*REQUIREMENT:*
In the data below, find every line that has the string "longue", and copy it.

Data entries
— begin —

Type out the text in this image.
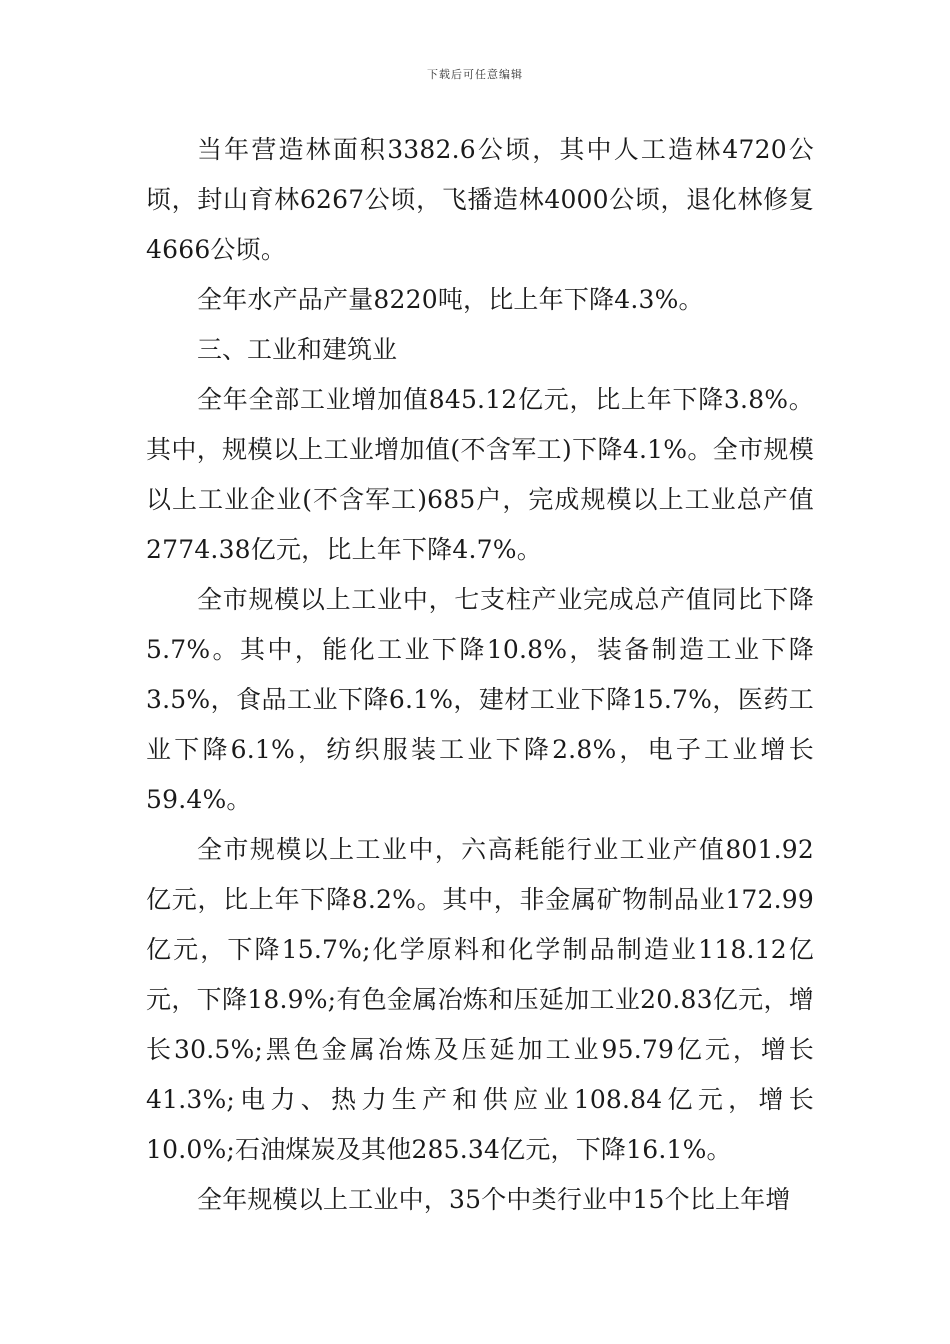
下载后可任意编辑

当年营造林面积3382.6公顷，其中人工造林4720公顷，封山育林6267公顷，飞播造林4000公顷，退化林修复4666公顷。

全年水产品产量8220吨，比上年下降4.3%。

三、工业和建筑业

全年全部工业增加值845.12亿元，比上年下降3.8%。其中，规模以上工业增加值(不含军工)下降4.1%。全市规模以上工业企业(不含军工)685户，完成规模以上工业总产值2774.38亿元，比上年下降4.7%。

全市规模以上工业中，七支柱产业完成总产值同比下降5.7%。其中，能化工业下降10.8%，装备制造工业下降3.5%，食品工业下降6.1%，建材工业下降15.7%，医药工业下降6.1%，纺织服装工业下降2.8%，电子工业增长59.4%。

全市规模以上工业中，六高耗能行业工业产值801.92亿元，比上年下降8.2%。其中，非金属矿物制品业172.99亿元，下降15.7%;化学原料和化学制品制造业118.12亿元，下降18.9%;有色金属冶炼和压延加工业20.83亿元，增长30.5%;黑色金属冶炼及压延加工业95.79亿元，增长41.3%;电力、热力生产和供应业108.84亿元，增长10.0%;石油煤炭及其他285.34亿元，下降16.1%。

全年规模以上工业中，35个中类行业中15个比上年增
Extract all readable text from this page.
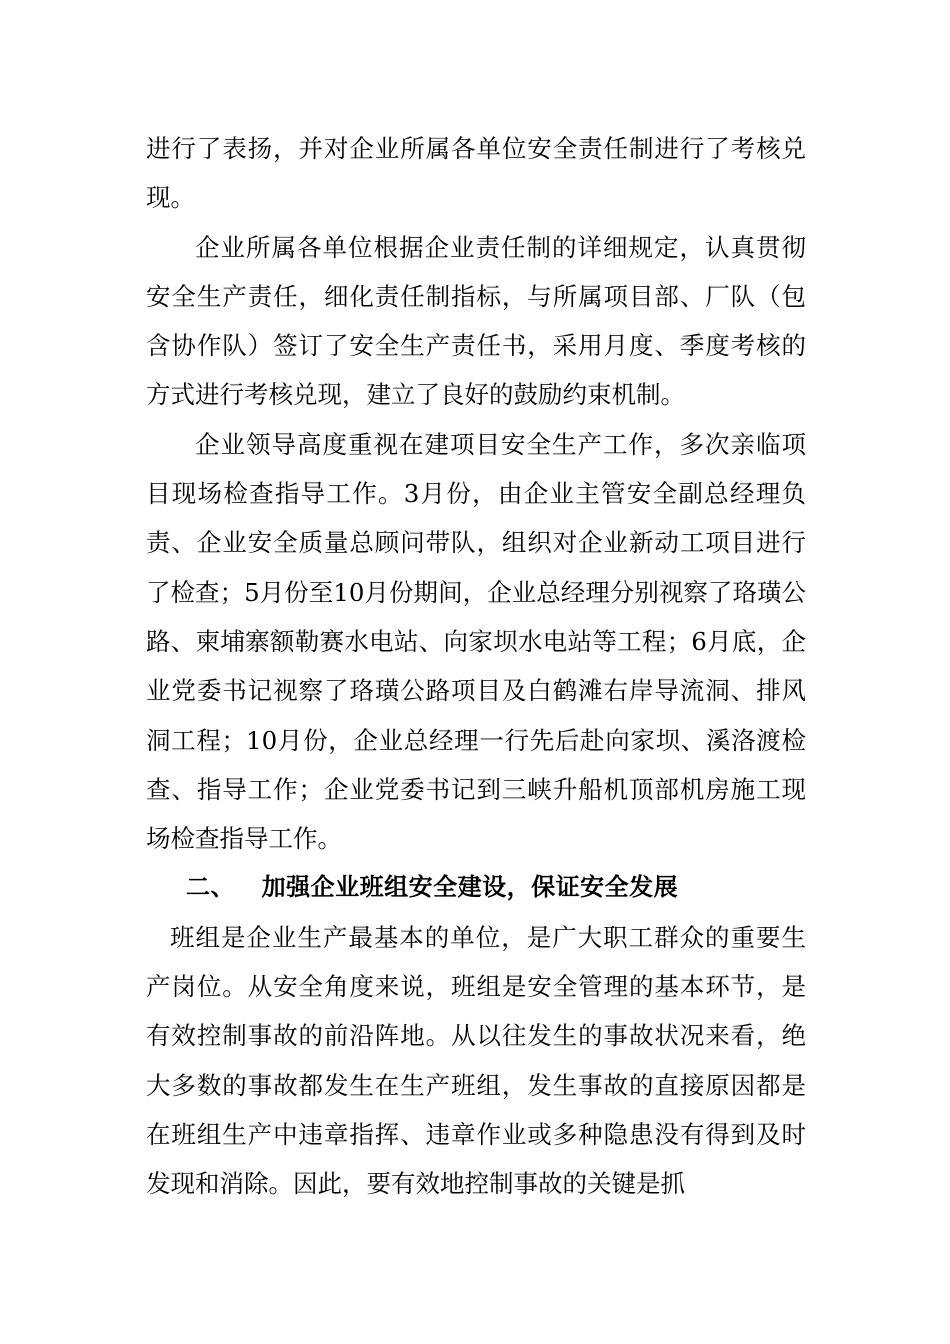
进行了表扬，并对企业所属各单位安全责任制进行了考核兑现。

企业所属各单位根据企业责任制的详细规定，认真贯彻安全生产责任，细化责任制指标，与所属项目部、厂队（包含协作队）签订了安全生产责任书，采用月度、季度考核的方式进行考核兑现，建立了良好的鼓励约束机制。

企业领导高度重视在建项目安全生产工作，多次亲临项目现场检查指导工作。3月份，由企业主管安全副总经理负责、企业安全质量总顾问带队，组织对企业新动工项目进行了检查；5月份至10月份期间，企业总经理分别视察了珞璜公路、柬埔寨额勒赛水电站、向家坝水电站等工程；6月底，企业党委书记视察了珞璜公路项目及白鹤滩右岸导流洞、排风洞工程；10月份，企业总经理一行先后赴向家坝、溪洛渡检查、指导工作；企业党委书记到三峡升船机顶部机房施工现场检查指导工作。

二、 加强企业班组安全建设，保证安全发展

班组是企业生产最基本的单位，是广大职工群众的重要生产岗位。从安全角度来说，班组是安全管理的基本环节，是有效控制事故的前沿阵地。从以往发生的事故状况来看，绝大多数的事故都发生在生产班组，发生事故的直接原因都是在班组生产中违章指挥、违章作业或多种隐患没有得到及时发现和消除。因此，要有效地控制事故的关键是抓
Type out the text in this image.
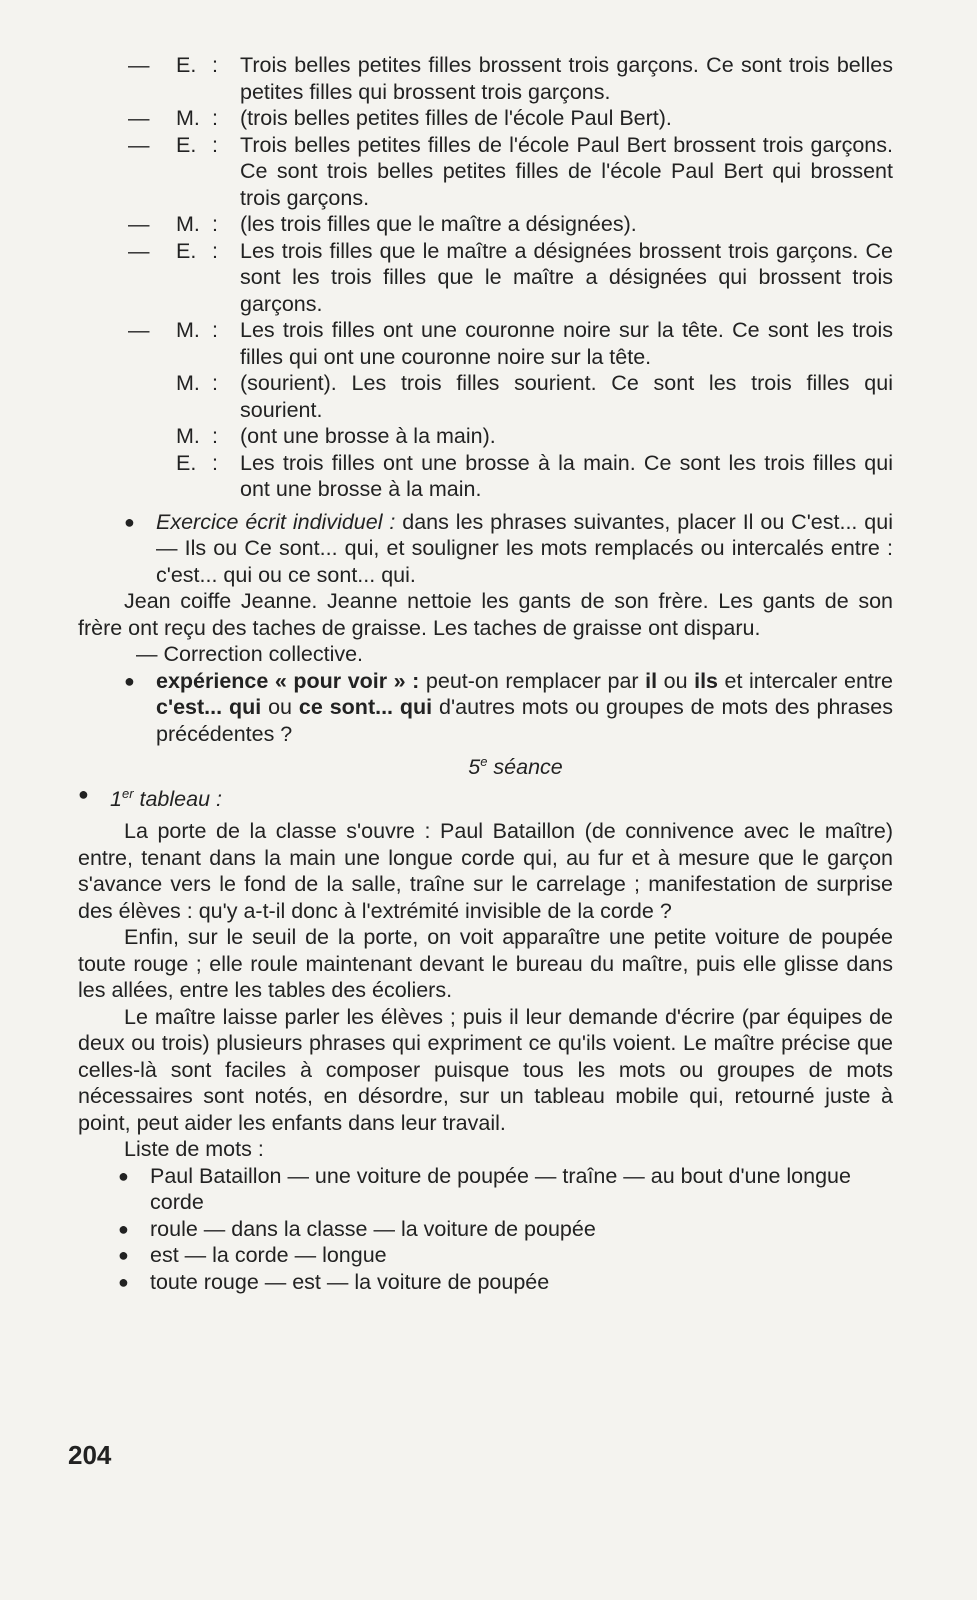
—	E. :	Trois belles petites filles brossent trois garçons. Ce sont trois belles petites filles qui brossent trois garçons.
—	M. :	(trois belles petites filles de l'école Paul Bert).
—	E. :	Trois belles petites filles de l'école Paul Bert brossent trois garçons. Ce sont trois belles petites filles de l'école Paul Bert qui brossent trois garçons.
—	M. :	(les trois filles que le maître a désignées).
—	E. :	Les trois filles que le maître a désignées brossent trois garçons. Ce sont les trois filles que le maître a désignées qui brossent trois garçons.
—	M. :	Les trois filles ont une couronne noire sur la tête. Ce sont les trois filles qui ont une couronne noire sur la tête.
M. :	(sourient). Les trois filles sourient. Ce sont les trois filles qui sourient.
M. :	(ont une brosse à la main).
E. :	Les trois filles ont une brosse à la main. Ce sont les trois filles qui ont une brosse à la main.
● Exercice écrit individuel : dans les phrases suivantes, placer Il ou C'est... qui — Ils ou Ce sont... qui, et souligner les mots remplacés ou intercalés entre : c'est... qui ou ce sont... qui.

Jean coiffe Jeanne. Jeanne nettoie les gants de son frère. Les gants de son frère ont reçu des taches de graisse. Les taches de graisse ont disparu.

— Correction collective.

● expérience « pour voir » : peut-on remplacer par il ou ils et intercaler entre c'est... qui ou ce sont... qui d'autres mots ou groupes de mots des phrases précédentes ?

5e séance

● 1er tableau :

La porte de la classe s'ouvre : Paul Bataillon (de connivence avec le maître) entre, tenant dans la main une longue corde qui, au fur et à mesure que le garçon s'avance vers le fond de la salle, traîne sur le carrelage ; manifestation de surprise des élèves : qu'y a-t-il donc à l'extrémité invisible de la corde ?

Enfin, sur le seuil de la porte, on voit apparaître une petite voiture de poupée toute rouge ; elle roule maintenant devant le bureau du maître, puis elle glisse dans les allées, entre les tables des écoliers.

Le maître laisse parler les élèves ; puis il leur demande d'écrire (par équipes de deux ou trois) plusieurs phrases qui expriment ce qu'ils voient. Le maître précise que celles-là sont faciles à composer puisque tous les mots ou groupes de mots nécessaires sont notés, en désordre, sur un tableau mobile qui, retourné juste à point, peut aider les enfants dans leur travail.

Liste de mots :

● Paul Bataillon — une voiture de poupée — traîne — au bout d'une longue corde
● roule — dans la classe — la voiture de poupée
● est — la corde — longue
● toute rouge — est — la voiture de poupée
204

— end —

*TASK OUTPUT:*
La porte de la classe s'ouvre : Paul Bataillon (de connivence avec le maître) entre, tenant dans la main une longue corde qui, au fur et à mesure que le garçon s'avance vers le fond de la salle, traîne sur le carrelage ; manifestation de surprise des élèves : qu'y a-t-il donc à l'extrémité invisible de la corde ?
● Paul Bataillon — une voiture de poupée — traîne — au bout d'une longue corde
● est — la corde — longue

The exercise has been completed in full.